[Data extracted from a collection]

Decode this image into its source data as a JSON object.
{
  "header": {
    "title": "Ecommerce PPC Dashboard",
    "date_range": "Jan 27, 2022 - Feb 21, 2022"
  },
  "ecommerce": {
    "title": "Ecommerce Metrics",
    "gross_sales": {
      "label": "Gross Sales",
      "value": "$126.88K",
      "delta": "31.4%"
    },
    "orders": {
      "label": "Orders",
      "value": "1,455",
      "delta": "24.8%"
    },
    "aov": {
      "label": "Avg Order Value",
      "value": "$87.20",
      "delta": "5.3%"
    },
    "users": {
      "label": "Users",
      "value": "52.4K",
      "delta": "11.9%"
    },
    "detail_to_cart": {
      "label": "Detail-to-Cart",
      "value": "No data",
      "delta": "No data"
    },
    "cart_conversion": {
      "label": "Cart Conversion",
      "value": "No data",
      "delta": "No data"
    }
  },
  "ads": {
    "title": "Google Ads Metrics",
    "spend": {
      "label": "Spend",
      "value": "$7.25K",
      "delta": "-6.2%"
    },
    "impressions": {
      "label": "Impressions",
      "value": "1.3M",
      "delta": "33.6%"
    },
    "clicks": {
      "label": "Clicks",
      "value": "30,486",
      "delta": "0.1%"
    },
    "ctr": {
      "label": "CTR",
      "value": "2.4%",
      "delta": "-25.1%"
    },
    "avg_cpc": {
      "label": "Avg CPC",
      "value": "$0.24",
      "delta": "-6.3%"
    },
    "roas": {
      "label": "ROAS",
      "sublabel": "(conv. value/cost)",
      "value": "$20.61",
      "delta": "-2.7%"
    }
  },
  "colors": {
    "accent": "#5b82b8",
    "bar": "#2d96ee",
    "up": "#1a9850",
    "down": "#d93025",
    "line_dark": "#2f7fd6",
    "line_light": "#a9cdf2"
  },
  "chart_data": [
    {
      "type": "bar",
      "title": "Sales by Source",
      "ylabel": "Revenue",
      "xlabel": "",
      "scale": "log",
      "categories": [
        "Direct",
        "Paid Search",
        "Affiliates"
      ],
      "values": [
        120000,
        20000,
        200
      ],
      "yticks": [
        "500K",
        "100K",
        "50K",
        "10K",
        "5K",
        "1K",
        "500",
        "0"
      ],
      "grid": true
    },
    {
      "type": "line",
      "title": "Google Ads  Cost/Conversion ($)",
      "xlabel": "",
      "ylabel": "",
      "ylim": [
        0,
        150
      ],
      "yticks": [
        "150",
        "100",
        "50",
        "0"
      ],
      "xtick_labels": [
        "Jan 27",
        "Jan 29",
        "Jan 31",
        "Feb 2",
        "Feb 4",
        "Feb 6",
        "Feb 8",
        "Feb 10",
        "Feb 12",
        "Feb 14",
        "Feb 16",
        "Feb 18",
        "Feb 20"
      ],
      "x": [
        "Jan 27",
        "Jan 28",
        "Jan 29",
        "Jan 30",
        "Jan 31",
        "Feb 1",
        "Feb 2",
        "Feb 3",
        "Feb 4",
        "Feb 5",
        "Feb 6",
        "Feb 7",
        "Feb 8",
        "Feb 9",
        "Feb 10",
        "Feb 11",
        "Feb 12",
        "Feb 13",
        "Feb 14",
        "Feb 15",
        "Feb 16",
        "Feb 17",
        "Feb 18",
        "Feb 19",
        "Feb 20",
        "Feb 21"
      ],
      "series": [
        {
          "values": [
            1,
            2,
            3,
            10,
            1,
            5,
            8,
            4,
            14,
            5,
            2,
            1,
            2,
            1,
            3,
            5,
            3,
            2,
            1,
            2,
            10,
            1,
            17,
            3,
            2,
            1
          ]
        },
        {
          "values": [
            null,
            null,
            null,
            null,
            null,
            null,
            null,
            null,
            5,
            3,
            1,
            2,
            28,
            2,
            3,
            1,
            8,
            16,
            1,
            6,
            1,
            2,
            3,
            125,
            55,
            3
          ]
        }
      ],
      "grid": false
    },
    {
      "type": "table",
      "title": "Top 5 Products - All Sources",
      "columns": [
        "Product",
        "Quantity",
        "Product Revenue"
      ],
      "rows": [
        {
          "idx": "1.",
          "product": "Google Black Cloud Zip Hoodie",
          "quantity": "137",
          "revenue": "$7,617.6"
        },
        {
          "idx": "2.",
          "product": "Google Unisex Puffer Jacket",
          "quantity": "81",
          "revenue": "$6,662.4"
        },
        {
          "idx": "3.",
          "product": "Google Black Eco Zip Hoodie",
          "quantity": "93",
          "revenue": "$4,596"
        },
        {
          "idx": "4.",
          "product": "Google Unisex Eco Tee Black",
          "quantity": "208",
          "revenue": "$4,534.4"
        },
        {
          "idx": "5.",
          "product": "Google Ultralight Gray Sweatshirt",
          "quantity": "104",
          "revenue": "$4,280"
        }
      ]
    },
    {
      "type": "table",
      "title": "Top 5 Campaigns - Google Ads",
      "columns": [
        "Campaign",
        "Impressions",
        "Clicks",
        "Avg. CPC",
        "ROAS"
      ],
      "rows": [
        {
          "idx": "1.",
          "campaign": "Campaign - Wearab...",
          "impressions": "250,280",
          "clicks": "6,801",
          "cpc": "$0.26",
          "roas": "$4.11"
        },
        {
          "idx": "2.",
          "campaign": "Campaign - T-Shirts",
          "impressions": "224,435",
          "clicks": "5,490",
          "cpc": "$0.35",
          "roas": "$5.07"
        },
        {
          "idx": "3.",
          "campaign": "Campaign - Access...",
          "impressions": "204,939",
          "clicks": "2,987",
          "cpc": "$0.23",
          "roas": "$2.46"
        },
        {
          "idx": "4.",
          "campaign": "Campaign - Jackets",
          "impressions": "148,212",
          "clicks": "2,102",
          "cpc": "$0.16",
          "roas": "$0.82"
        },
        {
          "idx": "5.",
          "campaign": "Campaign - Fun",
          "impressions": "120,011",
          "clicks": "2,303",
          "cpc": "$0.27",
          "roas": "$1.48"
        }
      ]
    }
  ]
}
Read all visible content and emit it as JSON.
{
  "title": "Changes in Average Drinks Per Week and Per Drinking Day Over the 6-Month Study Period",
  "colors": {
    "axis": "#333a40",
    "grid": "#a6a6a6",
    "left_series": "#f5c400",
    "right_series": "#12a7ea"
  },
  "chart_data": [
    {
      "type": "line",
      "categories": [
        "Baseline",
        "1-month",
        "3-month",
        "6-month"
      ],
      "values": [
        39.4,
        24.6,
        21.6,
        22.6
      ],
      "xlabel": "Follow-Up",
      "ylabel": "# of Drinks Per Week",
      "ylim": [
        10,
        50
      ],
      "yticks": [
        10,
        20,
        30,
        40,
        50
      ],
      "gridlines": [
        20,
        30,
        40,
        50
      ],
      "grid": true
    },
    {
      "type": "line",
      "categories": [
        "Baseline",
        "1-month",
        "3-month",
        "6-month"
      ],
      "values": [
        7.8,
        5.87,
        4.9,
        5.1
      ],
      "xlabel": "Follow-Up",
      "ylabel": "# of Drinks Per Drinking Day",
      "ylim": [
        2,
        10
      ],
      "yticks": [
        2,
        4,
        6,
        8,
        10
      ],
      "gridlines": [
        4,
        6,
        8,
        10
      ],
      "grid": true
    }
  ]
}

Directions >> Transcribe the entire listing above precisely.

Output of the task >>
Decode this image into its source data as a JSON object.
{
  "header": {
    "title": "Ecommerce PPC Dashboard",
    "date_range": "Jan 27, 2022 - Feb 21, 2022"
  },
  "ecommerce": {
    "title": "Ecommerce Metrics",
    "gross_sales": {
      "label": "Gross Sales",
      "value": "$126.88K",
      "delta": "31.4%"
    },
    "orders": {
      "label": "Orders",
      "value": "1,455",
      "delta": "24.8%"
    },
    "aov": {
      "label": "Avg Order Value",
      "value": "$87.20",
      "delta": "5.3%"
    },
    "users": {
      "label": "Users",
      "value": "52.4K",
      "delta": "11.9%"
    },
    "detail_to_cart": {
      "label": "Detail-to-Cart",
      "value": "No data",
      "delta": "No data"
    },
    "cart_conversion": {
      "label": "Cart Conversion",
      "value": "No data",
      "delta": "No data"
    }
  },
  "ads": {
    "title": "Google Ads Metrics",
    "spend": {
      "label": "Spend",
      "value": "$7.25K",
      "delta": "-6.2%"
    },
    "impressions": {
      "label": "Impressions",
      "value": "1.3M",
      "delta": "33.6%"
    },
    "clicks": {
      "label": "Clicks",
      "value": "30,486",
      "delta": "0.1%"
    },
    "ctr": {
      "label": "CTR",
      "value": "2.4%",
      "delta": "-25.1%"
    },
    "avg_cpc": {
      "label": "Avg CPC",
      "value": "$0.24",
      "delta": "-6.3%"
    },
    "roas": {
      "label": "ROAS",
      "sublabel": "(conv. value/cost)",
      "value": "$20.61",
      "delta": "-2.7%"
    }
  },
  "colors": {
    "accent": "#5b82b8",
    "bar": "#2d96ee",
    "up": "#1a9850",
    "down": "#d93025",
    "line_dark": "#2f7fd6",
    "line_light": "#a9cdf2"
  },
  "chart_data": [
    {
      "type": "bar",
      "title": "Sales by Source",
      "ylabel": "Revenue",
      "xlabel": "",
      "scale": "log",
      "categories": [
        "Direct",
        "Paid Search",
        "Affiliates"
      ],
      "values": [
        120000,
        20000,
        200
      ],
      "yticks": [
        "500K",
        "100K",
        "50K",
        "10K",
        "5K",
        "1K",
        "500",
        "0"
      ],
      "grid": true
    },
    {
      "type": "line",
      "title": "Google Ads  Cost/Conversion ($)",
      "xlabel": "",
      "ylabel": "",
      "ylim": [
        0,
        150
      ],
      "yticks": [
        "150",
        "100",
        "50",
        "0"
      ],
      "xtick_labels": [
        "Jan 27",
        "Jan 29",
        "Jan 31",
        "Feb 2",
        "Feb 4",
        "Feb 6",
        "Feb 8",
        "Feb 10",
        "Feb 12",
        "Feb 14",
        "Feb 16",
        "Feb 18",
        "Feb 20"
      ],
      "x": [
        "Jan 27",
        "Jan 28",
        "Jan 29",
        "Jan 30",
        "Jan 31",
        "Feb 1",
        "Feb 2",
        "Feb 3",
        "Feb 4",
        "Feb 5",
        "Feb 6",
        "Feb 7",
        "Feb 8",
        "Feb 9",
        "Feb 10",
        "Feb 11",
        "Feb 12",
        "Feb 13",
        "Feb 14",
        "Feb 15",
        "Feb 16",
        "Feb 17",
        "Feb 18",
        "Feb 19",
        "Feb 20",
        "Feb 21"
      ],
      "series": [
        {
          "values": [
            1,
            2,
            3,
            10,
            1,
            5,
            8,
            4,
            14,
            5,
            2,
            1,
            2,
            1,
            3,
            5,
            3,
            2,
            1,
            2,
            10,
            1,
            17,
            3,
            2,
            1
          ]
        },
        {
          "values": [
            null,
            null,
            null,
            null,
            null,
            null,
            null,
            null,
            5,
            3,
            1,
            2,
            28,
            2,
            3,
            1,
            8,
            16,
            1,
            6,
            1,
            2,
            3,
            125,
            55,
            3
          ]
        }
      ],
      "grid": false
    },
    {
      "type": "table",
      "title": "Top 5 Products - All Sources",
      "columns": [
        "Product",
        "Quantity",
        "Product Revenue"
      ],
      "rows": [
        {
          "idx": "1.",
          "product": "Google Black Cloud Zip Hoodie",
          "quantity": "137",
          "revenue": "$7,617.6"
        },
        {
          "idx": "2.",
          "product": "Google Unisex Puffer Jacket",
          "quantity": "81",
          "revenue": "$6,662.4"
        },
        {
          "idx": "3.",
          "product": "Google Black Eco Zip Hoodie",
          "quantity": "93",
          "revenue": "$4,596"
        },
        {
          "idx": "4.",
          "product": "Google Unisex Eco Tee Black",
          "quantity": "208",
          "revenue": "$4,534.4"
        },
        {
          "idx": "5.",
          "product": "Google Ultralight Gray Sweatshirt",
          "quantity": "104",
          "revenue": "$4,280"
        }
      ]
    },
    {
      "type": "table",
      "title": "Top 5 Campaigns - Google Ads",
      "columns": [
        "Campaign",
        "Impressions",
        "Clicks",
        "Avg. CPC",
        "ROAS"
      ],
      "rows": [
        {
          "idx": "1.",
          "campaign": "Campaign - Wearab...",
          "impressions": "250,280",
          "clicks": "6,801",
          "cpc": "$0.26",
          "roas": "$4.11"
        },
        {
          "idx": "2.",
          "campaign": "Campaign - T-Shirts",
          "impressions": "224,435",
          "clicks": "5,490",
          "cpc": "$0.35",
          "roas": "$5.07"
        },
        {
          "idx": "3.",
          "campaign": "Campaign - Access...",
          "impressions": "204,939",
          "clicks": "2,987",
          "cpc": "$0.23",
          "roas": "$2.46"
        },
        {
          "idx": "4.",
          "campaign": "Campaign - Jackets",
          "impressions": "148,212",
          "clicks": "2,102",
          "cpc": "$0.16",
          "roas": "$0.82"
        },
        {
          "idx": "5.",
          "campaign": "Campaign - Fun",
          "impressions": "120,011",
          "clicks": "2,303",
          "cpc": "$0.27",
          "roas": "$1.48"
        }
      ]
    }
  ]
}
Read all visible content and emit it as JSON.
{
  "title": "Changes in Average Drinks Per Week and Per Drinking Day Over the 6-Month Study Period",
  "colors": {
    "axis": "#333a40",
    "grid": "#a6a6a6",
    "left_series": "#f5c400",
    "right_series": "#12a7ea"
  },
  "chart_data": [
    {
      "type": "line",
      "categories": [
        "Baseline",
        "1-month",
        "3-month",
        "6-month"
      ],
      "values": [
        39.4,
        24.6,
        21.6,
        22.6
      ],
      "xlabel": "Follow-Up",
      "ylabel": "# of Drinks Per Week",
      "ylim": [
        10,
        50
      ],
      "yticks": [
        10,
        20,
        30,
        40,
        50
      ],
      "gridlines": [
        20,
        30,
        40,
        50
      ],
      "grid": true
    },
    {
      "type": "line",
      "categories": [
        "Baseline",
        "1-month",
        "3-month",
        "6-month"
      ],
      "values": [
        7.8,
        5.87,
        4.9,
        5.1
      ],
      "xlabel": "Follow-Up",
      "ylabel": "# of Drinks Per Drinking Day",
      "ylim": [
        2,
        10
      ],
      "yticks": [
        2,
        4,
        6,
        8,
        10
      ],
      "gridlines": [
        4,
        6,
        8,
        10
      ],
      "grid": true
    }
  ]
}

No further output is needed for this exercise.